> What the task asks:
Write each entry out again exactly as it was given.

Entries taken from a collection
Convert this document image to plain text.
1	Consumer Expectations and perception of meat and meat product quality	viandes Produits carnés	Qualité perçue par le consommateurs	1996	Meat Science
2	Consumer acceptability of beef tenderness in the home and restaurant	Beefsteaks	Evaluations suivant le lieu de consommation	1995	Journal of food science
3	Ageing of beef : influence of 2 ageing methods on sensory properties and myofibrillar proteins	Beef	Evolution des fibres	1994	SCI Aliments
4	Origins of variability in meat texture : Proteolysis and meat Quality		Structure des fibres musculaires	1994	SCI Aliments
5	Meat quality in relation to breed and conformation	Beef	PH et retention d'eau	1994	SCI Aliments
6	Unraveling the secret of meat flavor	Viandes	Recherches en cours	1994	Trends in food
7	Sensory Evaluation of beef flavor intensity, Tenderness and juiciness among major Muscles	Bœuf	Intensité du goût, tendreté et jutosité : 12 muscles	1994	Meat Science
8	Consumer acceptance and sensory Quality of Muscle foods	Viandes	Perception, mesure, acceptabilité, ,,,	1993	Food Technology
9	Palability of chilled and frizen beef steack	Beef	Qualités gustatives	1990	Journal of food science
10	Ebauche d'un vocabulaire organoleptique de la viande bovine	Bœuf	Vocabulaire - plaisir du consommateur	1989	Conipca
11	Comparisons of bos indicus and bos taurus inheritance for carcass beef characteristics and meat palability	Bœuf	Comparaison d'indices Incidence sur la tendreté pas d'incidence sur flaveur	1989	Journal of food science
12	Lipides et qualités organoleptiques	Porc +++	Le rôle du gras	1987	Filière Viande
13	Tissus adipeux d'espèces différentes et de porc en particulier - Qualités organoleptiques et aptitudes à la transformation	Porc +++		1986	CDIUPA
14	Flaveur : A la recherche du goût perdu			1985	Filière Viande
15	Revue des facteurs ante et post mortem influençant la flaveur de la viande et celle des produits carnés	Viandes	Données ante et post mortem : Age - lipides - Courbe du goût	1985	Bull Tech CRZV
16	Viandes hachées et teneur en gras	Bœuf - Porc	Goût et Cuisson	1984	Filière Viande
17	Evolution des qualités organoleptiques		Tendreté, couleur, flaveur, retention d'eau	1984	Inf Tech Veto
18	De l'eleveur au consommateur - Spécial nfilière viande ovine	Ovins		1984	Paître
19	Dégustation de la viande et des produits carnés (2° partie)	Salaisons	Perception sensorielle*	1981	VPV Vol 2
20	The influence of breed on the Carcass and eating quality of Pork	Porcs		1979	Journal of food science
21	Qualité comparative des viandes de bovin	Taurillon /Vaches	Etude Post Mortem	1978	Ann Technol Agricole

> Response area:
Convert this document image to plain text.
1	Consumer Expectations and perception of meat and meat product quality	viandes Produits carnés	Qualité perçue par le consommateurs	1996	Meat Science
2	Consumer acceptability of beef tenderness in the home and restaurant	Beefsteaks	Evaluations suivant le lieu de consommation	1995	Journal of food science
3	Ageing of beef : influence of 2 ageing methods on sensory properties and myofibrillar proteins	Beef	Evolution des fibres	1994	SCI Aliments
4	Origins of variability in meat texture : Proteolysis and meat Quality		Structure des fibres musculaires	1994	SCI Aliments
5	Meat quality in relation to breed and conformation	Beef	PH et retention d'eau	1994	SCI Aliments
6	Unraveling the secret of meat flavor	Viandes	Recherches en cours	1994	Trends in food
7	Sensory Evaluation of beef flavor intensity, Tenderness and juiciness among major Muscles	Bœuf	Intensité du goût, tendreté et jutosité : 12 muscles	1994	Meat Science
8	Consumer acceptance and sensory Quality of Muscle foods	Viandes	Perception, mesure, acceptabilité, ,,,	1993	Food Technology
9	Palability of chilled and frizen beef steack	Beef	Qualités gustatives	1990	Journal of food science
10	Ebauche d'un vocabulaire organoleptique de la viande bovine	Bœuf	Vocabulaire - plaisir du consommateur	1989	Conipca
11	Comparisons of bos indicus and bos taurus inheritance for carcass beef characteristics and meat palability	Bœuf	Comparaison d'indices Incidence sur la tendreté pas d'incidence sur flaveur	1989	Journal of food science
12	Lipides et qualités organoleptiques	Porc +++	Le rôle du gras	1987	Filière Viande
13	Tissus adipeux d'espèces différentes et de porc en particulier - Qualités organoleptiques et aptitudes à la transformation	Porc +++		1986	CDIUPA
14	Flaveur : A la recherche du goût perdu			1985	Filière Viande
15	Revue des facteurs ante et post mortem influençant la flaveur de la viande et celle des produits carnés	Viandes	Données ante et post mortem : Age - lipides - Courbe du goût	1985	Bull Tech CRZV
16	Viandes hachées et teneur en gras	Bœuf - Porc	Goût et Cuisson	1984	Filière Viande
17	Evolution des qualités organoleptiques		Tendreté, couleur, flaveur, retention d'eau	1984	Inf Tech Veto
18	De l'eleveur au consommateur - Spécial nfilière viande ovine	Ovins		1984	Paître
19	Dégustation de la viande et des produits carnés (2° partie)	Salaisons	Perception sensorielle*	1981	VPV Vol 2
20	The influence of breed on the Carcass and eating quality of Pork	Porcs		1979	Journal of food science
21	Qualité comparative des viandes de bovin	Taurillon /Vaches	Etude Post Mortem	1978	Ann Technol Agricole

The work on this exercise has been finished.